Extract the records in full, leaving every picture out.

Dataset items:
<<<<

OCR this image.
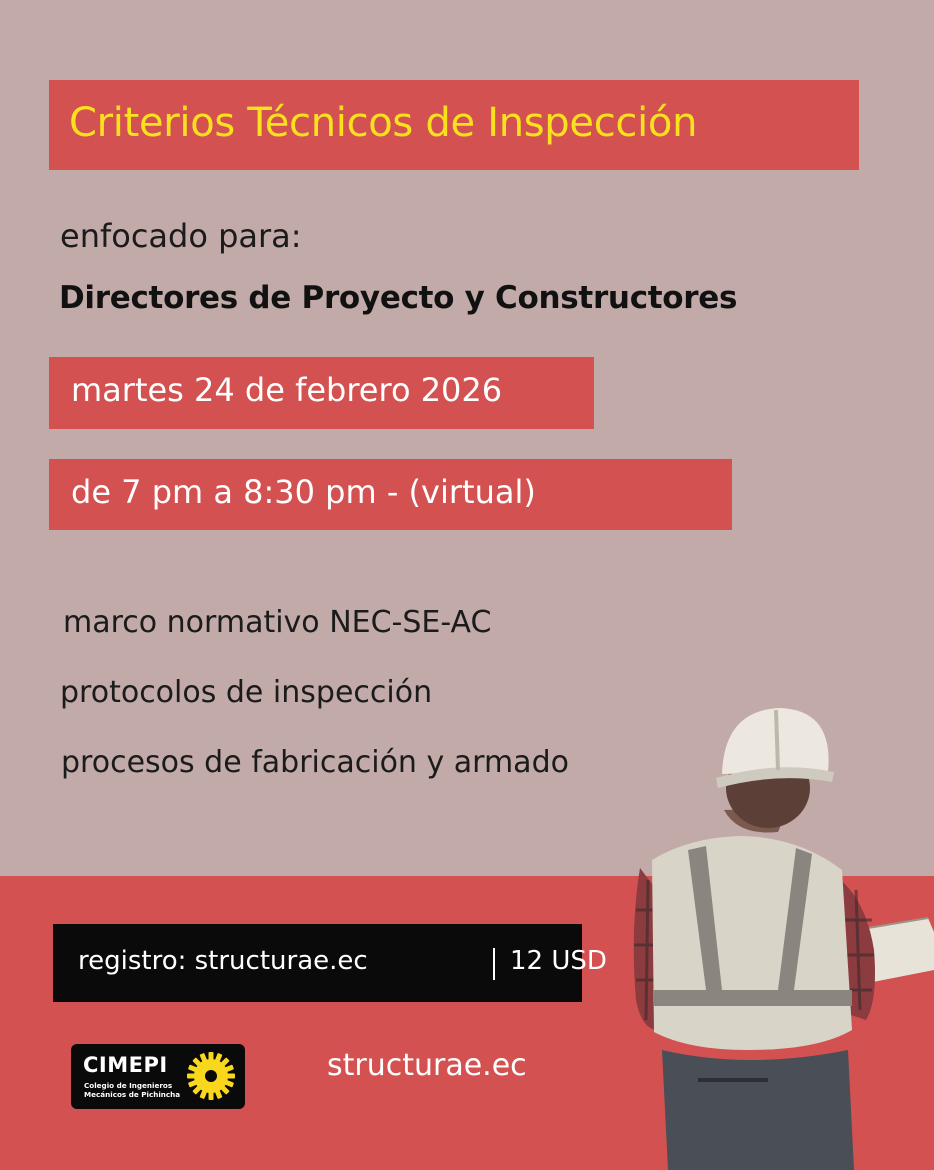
Criterios Técnicos de Inspección
enfocado para:
Directores de Proyecto y Constructores
martes 24 de febrero 2026
de 7 pm a 8:30 pm - (virtual)
marco normativo NEC-SE-AC
protocolos de inspección
procesos de fabricación y armado
registro: structurae.ec	12 USD
CIMEPI
Colegio de Ingenieros
Mecánicos de Pichincha
structurae.ec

>>>>

#### [Task output]
OCR this image.
Criterios Técnicos de Inspección
enfocado para:
Directores de Proyecto y Constructores
martes 24 de febrero 2026
de 7 pm a 8:30 pm - (virtual)
marco normativo NEC-SE-AC
protocolos de inspección
procesos de fabricación y armado
registro: structurae.ec	12 USD
CIMEPI
Colegio de Ingenieros
Mecánicos de Pichincha
structurae.ec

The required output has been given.